_PROBLEM TO SOLVE_
Output every entry exactly as written, skipping any pictures.

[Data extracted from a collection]
[start]

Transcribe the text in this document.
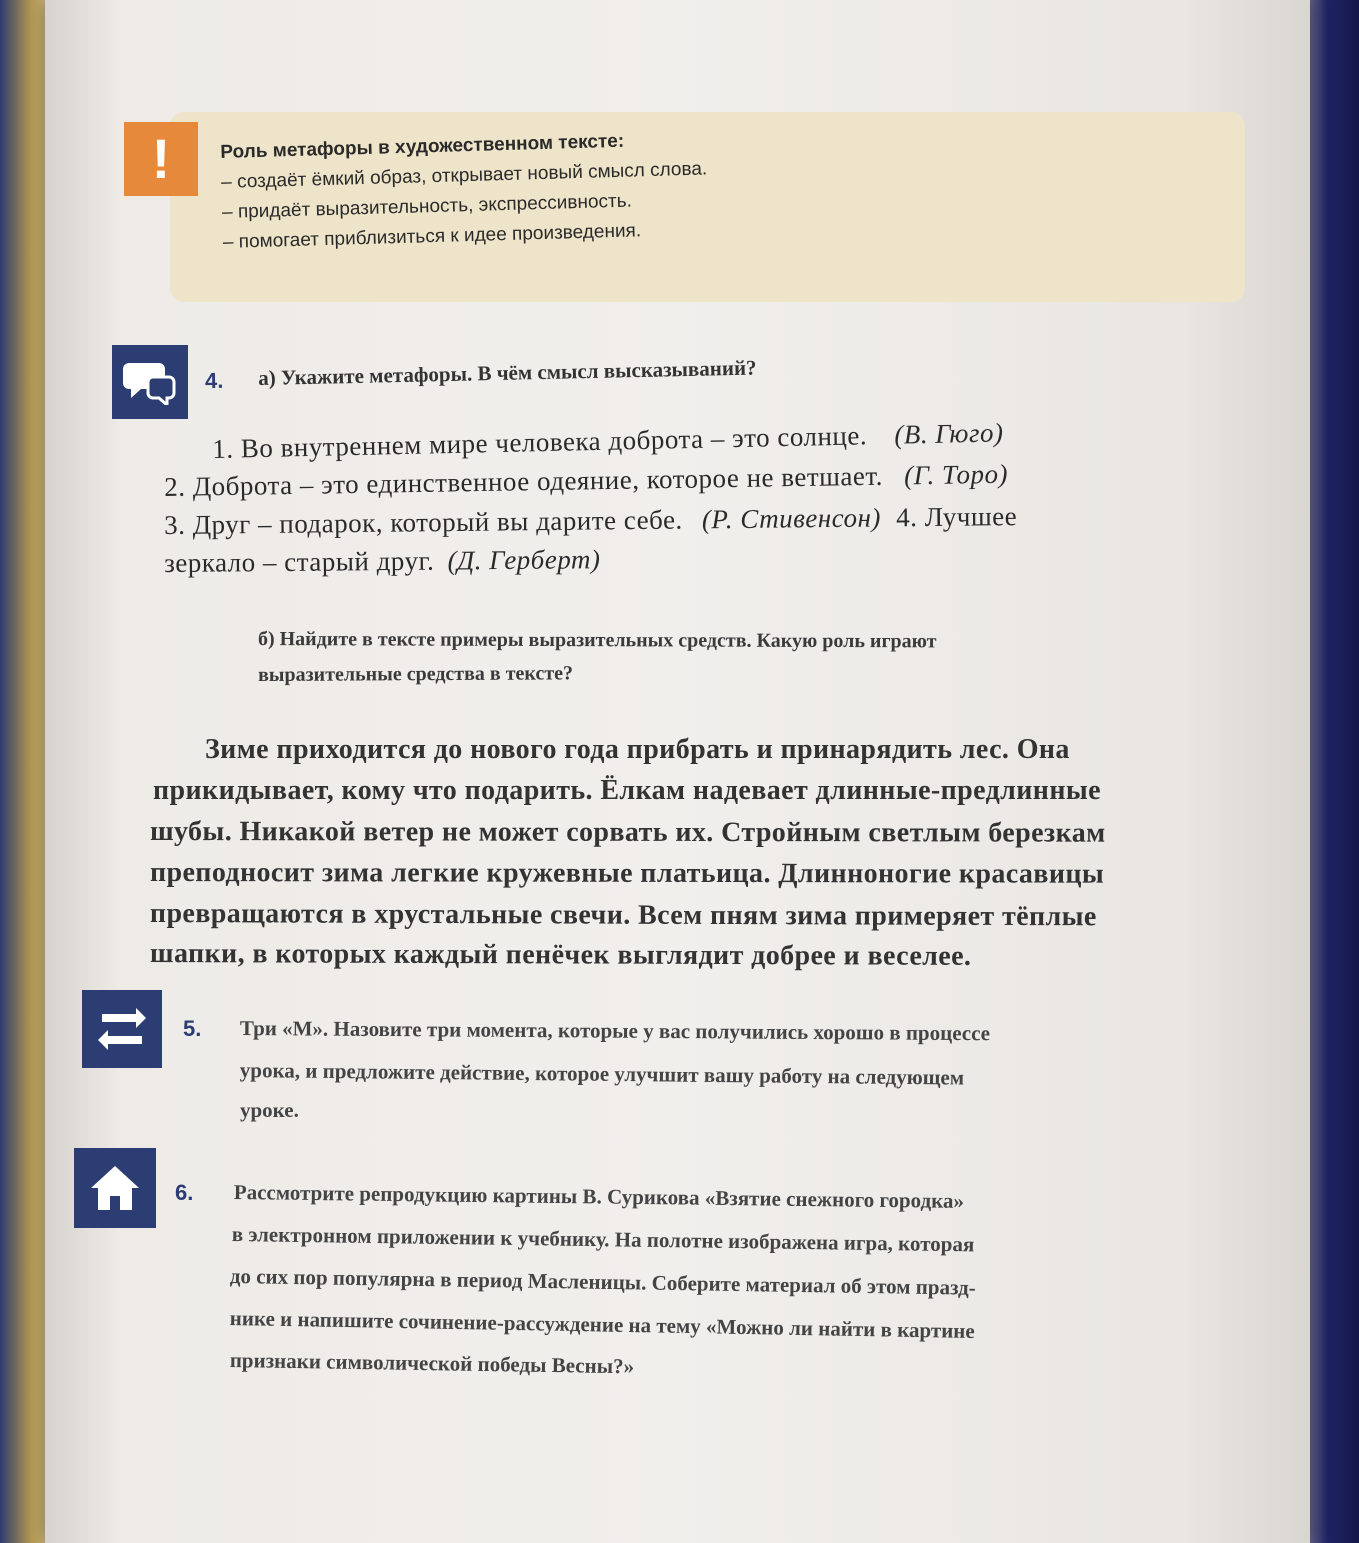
!	Роль метафоры в художественном тексте:
– создаёт ёмкий образ, открывает новый смысл слова.
– придаёт выразительность, экспрессивность.
– помогает приблизиться к идее произведения.
4. а) Укажите метафоры. В чём смысл высказываний?
1. Во внутреннем мире человека доброта – это солнце. (В. Гюго)
2. Доброта – это единственное одеяние, которое не ветшает. (Г. Торо)
3. Друг – подарок, который вы дарите себе. (Р. Стивенсон) 4. Лучшее
зеркало – старый друг. (Д. Герберт)
б) Найдите в тексте примеры выразительных средств. Какую роль играют
выразительные средства в тексте?
Зиме приходится до нового года прибрать и принарядить лес. Она
прикидывает, кому что подарить. Ёлкам надевает длинные-предлинные
шубы. Никакой ветер не может сорвать их. Стройным светлым березкам
преподносит зима легкие кружевные платьица. Длинноногие красавицы
превращаются в хрустальные свечи. Всем пням зима примеряет тёплые
шапки, в которых каждый пенёчек выглядит добрее и веселее.
5. Три «М». Назовите три момента, которые у вас получились хорошо в процессе
урока, и предложите действие, которое улучшит вашу работу на следующем
уроке.
6. Рассмотрите репродукцию картины В. Сурикова «Взятие снежного городка»
в электронном приложении к учебнику. На полотне изображена игра, которая
до сих пор популярна в период Масленицы. Соберите материал об этом празд-
нике и напишите сочинение-рассуждение на тему «Можно ли найти в картине
признаки символической победы Весны?»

[end]

_ANSWER TO THIS EXERCISE_
Transcribe the text in this document.
!	Роль метафоры в художественном тексте:
– создаёт ёмкий образ, открывает новый смысл слова.
– придаёт выразительность, экспрессивность.
– помогает приблизиться к идее произведения.
4. а) Укажите метафоры. В чём смысл высказываний?
1. Во внутреннем мире человека доброта – это солнце. (В. Гюго)
2. Доброта – это единственное одеяние, которое не ветшает. (Г. Торо)
3. Друг – подарок, который вы дарите себе. (Р. Стивенсон) 4. Лучшее
зеркало – старый друг. (Д. Герберт)
б) Найдите в тексте примеры выразительных средств. Какую роль играют
выразительные средства в тексте?
Зиме приходится до нового года прибрать и принарядить лес. Она
прикидывает, кому что подарить. Ёлкам надевает длинные-предлинные
шубы. Никакой ветер не может сорвать их. Стройным светлым березкам
преподносит зима легкие кружевные платьица. Длинноногие красавицы
превращаются в хрустальные свечи. Всем пням зима примеряет тёплые
шапки, в которых каждый пенёчек выглядит добрее и веселее.
5. Три «М». Назовите три момента, которые у вас получились хорошо в процессе
урока, и предложите действие, которое улучшит вашу работу на следующем
уроке.
6. Рассмотрите репродукцию картины В. Сурикова «Взятие снежного городка»
в электронном приложении к учебнику. На полотне изображена игра, которая
до сих пор популярна в период Масленицы. Соберите материал об этом празд-
нике и напишите сочинение-рассуждение на тему «Можно ли найти в картине
признаки символической победы Весны?»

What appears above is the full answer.